### [Job]
Look through the material and tally each line bearing the word "pulls". Give only the total.

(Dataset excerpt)
*****
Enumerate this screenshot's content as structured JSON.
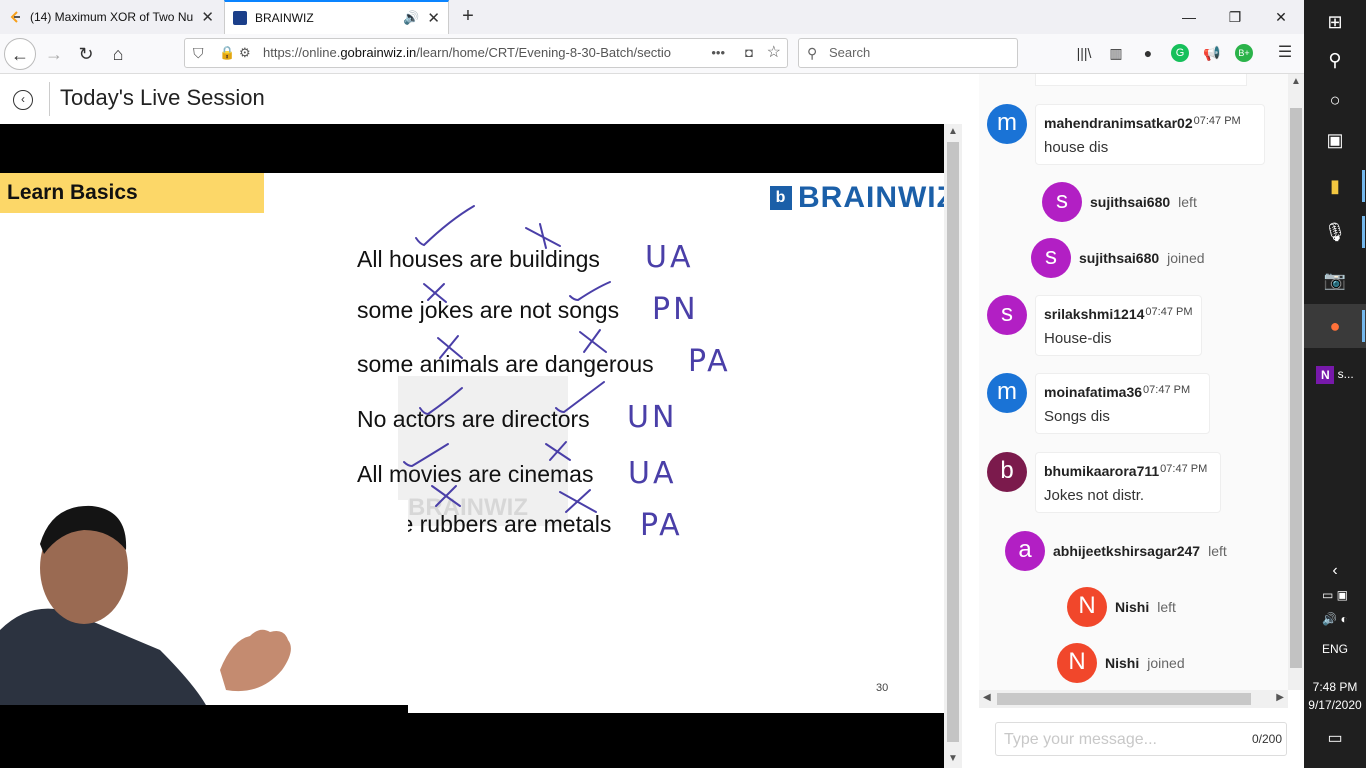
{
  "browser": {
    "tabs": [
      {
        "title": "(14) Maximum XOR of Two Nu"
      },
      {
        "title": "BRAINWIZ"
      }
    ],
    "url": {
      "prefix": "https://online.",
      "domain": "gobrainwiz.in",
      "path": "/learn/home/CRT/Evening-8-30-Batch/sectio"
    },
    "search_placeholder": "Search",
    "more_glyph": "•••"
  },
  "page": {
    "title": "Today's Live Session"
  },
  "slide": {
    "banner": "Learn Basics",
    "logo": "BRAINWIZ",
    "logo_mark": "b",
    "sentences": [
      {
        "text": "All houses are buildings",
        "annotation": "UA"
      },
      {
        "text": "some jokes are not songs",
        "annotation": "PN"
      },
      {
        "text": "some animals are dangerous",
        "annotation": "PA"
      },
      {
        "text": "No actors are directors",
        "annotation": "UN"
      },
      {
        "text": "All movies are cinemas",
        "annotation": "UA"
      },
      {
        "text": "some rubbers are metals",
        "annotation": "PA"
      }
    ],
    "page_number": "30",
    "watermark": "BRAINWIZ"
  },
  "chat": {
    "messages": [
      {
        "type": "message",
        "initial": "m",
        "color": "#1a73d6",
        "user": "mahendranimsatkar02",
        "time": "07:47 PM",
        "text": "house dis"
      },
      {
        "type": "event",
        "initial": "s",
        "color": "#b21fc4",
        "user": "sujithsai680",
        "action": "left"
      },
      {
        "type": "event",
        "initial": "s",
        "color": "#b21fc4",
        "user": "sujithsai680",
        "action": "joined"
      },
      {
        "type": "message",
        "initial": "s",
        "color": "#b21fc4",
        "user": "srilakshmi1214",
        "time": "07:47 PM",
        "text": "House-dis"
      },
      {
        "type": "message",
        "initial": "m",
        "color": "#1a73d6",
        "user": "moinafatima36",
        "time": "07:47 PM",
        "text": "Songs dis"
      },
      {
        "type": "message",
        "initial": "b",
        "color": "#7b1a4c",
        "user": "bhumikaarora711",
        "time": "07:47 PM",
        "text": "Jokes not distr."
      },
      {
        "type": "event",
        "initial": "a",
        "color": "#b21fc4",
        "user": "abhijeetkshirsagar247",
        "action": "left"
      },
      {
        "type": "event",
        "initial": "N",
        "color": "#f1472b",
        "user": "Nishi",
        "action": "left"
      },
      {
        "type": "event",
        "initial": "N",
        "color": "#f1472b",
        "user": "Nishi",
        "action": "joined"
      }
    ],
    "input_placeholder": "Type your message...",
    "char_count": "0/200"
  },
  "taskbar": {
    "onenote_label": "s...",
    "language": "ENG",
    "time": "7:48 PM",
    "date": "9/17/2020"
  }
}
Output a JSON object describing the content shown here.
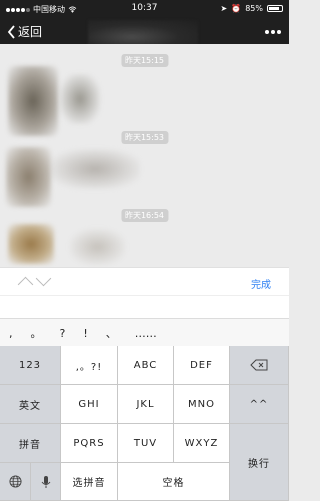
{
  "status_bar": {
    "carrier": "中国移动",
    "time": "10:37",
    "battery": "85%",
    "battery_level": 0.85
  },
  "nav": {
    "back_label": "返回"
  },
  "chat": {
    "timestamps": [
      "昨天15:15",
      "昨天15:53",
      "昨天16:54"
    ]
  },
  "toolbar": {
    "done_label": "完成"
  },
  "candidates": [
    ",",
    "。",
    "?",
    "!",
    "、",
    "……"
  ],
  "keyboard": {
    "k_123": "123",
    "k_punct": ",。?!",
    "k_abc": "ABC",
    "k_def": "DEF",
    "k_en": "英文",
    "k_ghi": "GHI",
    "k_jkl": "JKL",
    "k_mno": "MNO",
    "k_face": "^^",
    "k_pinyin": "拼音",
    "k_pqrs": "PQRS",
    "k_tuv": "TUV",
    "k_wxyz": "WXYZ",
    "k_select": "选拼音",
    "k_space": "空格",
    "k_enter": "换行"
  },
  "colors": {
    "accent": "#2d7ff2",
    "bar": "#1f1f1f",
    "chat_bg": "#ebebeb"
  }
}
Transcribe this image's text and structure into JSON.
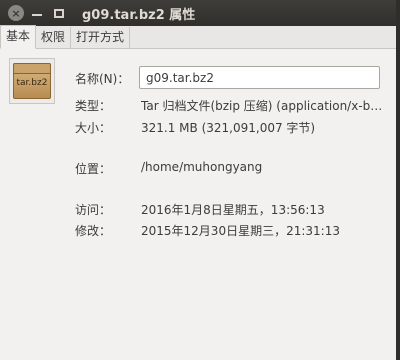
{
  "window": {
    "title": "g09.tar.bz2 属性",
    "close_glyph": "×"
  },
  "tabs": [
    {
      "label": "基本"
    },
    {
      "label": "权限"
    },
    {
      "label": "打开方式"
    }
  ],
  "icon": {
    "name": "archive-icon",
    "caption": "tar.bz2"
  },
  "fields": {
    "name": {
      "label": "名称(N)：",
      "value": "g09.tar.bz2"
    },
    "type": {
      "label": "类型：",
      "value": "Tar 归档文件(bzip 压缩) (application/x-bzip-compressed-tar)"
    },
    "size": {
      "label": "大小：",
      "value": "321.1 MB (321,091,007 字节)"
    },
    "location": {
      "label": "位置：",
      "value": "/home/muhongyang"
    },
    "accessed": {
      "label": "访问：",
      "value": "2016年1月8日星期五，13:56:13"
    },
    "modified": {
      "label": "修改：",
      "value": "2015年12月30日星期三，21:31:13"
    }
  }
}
*****
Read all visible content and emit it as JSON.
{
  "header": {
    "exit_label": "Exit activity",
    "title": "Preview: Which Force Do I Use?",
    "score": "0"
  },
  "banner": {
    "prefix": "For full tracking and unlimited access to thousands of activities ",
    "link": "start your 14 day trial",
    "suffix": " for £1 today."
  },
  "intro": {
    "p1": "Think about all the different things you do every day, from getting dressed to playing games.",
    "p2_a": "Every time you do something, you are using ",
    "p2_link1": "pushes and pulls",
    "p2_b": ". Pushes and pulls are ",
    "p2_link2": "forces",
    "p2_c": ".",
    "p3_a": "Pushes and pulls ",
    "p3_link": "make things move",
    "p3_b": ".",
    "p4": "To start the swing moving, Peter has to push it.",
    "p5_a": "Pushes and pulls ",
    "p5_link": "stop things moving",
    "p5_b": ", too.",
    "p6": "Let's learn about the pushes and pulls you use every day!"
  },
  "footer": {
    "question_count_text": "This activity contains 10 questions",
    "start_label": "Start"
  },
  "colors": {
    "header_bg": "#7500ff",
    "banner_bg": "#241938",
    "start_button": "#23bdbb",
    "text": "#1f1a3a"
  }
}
*****
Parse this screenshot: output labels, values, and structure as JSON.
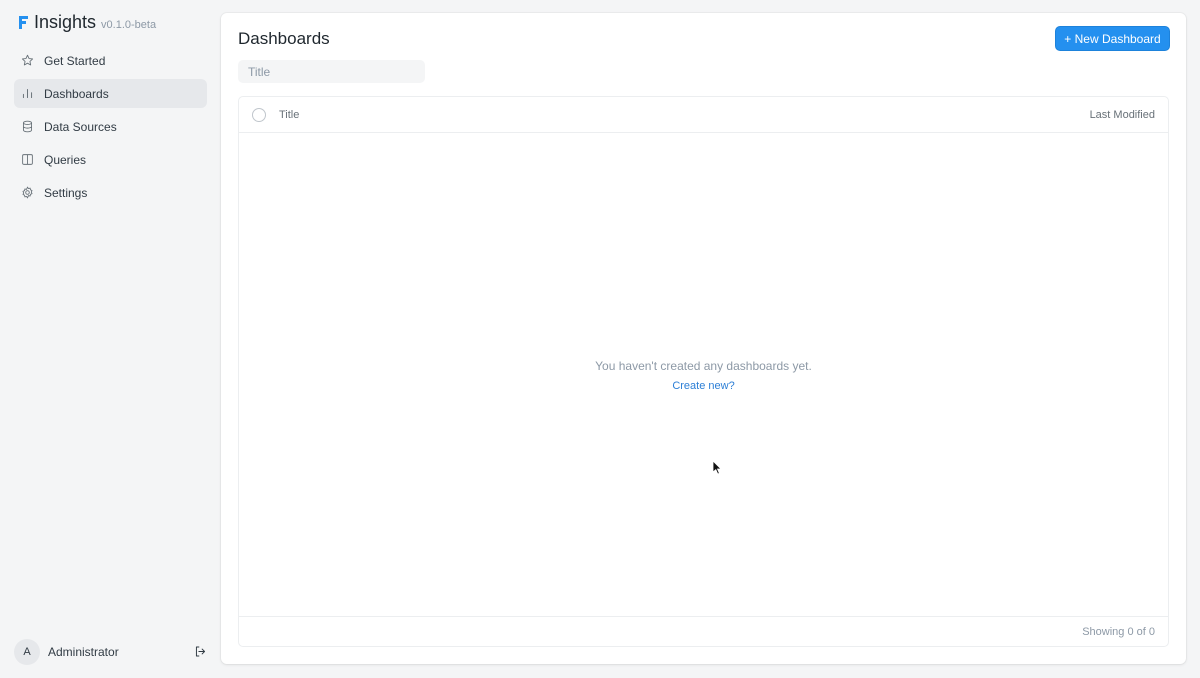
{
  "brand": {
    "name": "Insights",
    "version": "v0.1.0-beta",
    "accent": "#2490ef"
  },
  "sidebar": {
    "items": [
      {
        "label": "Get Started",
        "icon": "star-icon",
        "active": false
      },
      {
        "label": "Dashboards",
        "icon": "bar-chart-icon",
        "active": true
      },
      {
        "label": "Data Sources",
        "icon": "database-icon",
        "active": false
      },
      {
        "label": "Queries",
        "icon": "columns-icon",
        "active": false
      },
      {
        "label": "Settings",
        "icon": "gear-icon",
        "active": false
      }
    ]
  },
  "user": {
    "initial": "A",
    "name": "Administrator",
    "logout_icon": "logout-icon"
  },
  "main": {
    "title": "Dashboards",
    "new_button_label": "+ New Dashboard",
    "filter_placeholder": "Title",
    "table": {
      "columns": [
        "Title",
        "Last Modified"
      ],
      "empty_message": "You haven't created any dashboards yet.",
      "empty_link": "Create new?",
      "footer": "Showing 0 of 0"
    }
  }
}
*****
### [Answer to this task]
5